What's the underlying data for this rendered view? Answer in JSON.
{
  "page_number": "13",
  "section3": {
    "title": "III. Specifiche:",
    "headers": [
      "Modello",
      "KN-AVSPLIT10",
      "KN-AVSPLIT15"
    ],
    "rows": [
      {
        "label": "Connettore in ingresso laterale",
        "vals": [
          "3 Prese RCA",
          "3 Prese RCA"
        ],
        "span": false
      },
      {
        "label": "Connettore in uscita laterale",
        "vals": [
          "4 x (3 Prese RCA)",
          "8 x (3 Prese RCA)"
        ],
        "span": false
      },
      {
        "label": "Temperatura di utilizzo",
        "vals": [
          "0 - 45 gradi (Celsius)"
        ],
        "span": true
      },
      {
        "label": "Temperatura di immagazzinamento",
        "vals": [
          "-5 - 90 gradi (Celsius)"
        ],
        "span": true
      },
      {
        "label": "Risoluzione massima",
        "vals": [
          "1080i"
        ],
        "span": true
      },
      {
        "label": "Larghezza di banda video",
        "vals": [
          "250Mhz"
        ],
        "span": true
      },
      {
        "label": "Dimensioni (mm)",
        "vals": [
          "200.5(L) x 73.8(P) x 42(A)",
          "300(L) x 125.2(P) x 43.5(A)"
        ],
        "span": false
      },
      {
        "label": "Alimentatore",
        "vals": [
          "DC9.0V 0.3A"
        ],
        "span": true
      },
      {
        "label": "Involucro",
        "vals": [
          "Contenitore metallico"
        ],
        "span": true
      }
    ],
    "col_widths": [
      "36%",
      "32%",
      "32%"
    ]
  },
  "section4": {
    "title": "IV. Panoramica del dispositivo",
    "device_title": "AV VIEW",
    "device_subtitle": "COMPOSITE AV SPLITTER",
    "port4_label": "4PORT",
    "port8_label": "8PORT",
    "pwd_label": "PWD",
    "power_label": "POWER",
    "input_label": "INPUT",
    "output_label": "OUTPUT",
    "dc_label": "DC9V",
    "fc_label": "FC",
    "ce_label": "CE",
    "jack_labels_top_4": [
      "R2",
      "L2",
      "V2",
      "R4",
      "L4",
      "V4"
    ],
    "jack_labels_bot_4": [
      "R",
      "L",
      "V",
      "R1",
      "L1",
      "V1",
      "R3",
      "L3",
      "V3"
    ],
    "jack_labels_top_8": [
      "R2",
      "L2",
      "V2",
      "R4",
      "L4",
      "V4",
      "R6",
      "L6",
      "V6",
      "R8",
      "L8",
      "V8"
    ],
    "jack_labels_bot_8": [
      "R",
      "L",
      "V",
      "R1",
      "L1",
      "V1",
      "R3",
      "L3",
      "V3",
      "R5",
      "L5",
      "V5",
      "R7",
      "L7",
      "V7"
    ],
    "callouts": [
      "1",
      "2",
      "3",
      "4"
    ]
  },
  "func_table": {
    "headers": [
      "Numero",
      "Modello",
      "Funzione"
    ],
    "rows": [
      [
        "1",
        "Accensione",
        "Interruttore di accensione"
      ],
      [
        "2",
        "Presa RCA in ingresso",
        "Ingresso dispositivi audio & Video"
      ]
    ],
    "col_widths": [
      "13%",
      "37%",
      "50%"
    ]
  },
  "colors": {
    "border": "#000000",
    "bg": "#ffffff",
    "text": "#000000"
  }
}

Short problem
Reproduce the entries above in full, verbatim.

The reply
What's the underlying data for this rendered view? Answer in JSON.
{
  "page_number": "13",
  "section3": {
    "title": "III. Specifiche:",
    "headers": [
      "Modello",
      "KN-AVSPLIT10",
      "KN-AVSPLIT15"
    ],
    "rows": [
      {
        "label": "Connettore in ingresso laterale",
        "vals": [
          "3 Prese RCA",
          "3 Prese RCA"
        ],
        "span": false
      },
      {
        "label": "Connettore in uscita laterale",
        "vals": [
          "4 x (3 Prese RCA)",
          "8 x (3 Prese RCA)"
        ],
        "span": false
      },
      {
        "label": "Temperatura di utilizzo",
        "vals": [
          "0 - 45 gradi (Celsius)"
        ],
        "span": true
      },
      {
        "label": "Temperatura di immagazzinamento",
        "vals": [
          "-5 - 90 gradi (Celsius)"
        ],
        "span": true
      },
      {
        "label": "Risoluzione massima",
        "vals": [
          "1080i"
        ],
        "span": true
      },
      {
        "label": "Larghezza di banda video",
        "vals": [
          "250Mhz"
        ],
        "span": true
      },
      {
        "label": "Dimensioni (mm)",
        "vals": [
          "200.5(L) x 73.8(P) x 42(A)",
          "300(L) x 125.2(P) x 43.5(A)"
        ],
        "span": false
      },
      {
        "label": "Alimentatore",
        "vals": [
          "DC9.0V 0.3A"
        ],
        "span": true
      },
      {
        "label": "Involucro",
        "vals": [
          "Contenitore metallico"
        ],
        "span": true
      }
    ],
    "col_widths": [
      "36%",
      "32%",
      "32%"
    ]
  },
  "section4": {
    "title": "IV. Panoramica del dispositivo",
    "device_title": "AV VIEW",
    "device_subtitle": "COMPOSITE AV SPLITTER",
    "port4_label": "4PORT",
    "port8_label": "8PORT",
    "pwd_label": "PWD",
    "power_label": "POWER",
    "input_label": "INPUT",
    "output_label": "OUTPUT",
    "dc_label": "DC9V",
    "fc_label": "FC",
    "ce_label": "CE",
    "jack_labels_top_4": [
      "R2",
      "L2",
      "V2",
      "R4",
      "L4",
      "V4"
    ],
    "jack_labels_bot_4": [
      "R",
      "L",
      "V",
      "R1",
      "L1",
      "V1",
      "R3",
      "L3",
      "V3"
    ],
    "jack_labels_top_8": [
      "R2",
      "L2",
      "V2",
      "R4",
      "L4",
      "V4",
      "R6",
      "L6",
      "V6",
      "R8",
      "L8",
      "V8"
    ],
    "jack_labels_bot_8": [
      "R",
      "L",
      "V",
      "R1",
      "L1",
      "V1",
      "R3",
      "L3",
      "V3",
      "R5",
      "L5",
      "V5",
      "R7",
      "L7",
      "V7"
    ],
    "callouts": [
      "1",
      "2",
      "3",
      "4"
    ]
  },
  "func_table": {
    "headers": [
      "Numero",
      "Modello",
      "Funzione"
    ],
    "rows": [
      [
        "1",
        "Accensione",
        "Interruttore di accensione"
      ],
      [
        "2",
        "Presa RCA in ingresso",
        "Ingresso dispositivi audio & Video"
      ]
    ],
    "col_widths": [
      "13%",
      "37%",
      "50%"
    ]
  },
  "colors": {
    "border": "#000000",
    "bg": "#ffffff",
    "text": "#000000"
  }
}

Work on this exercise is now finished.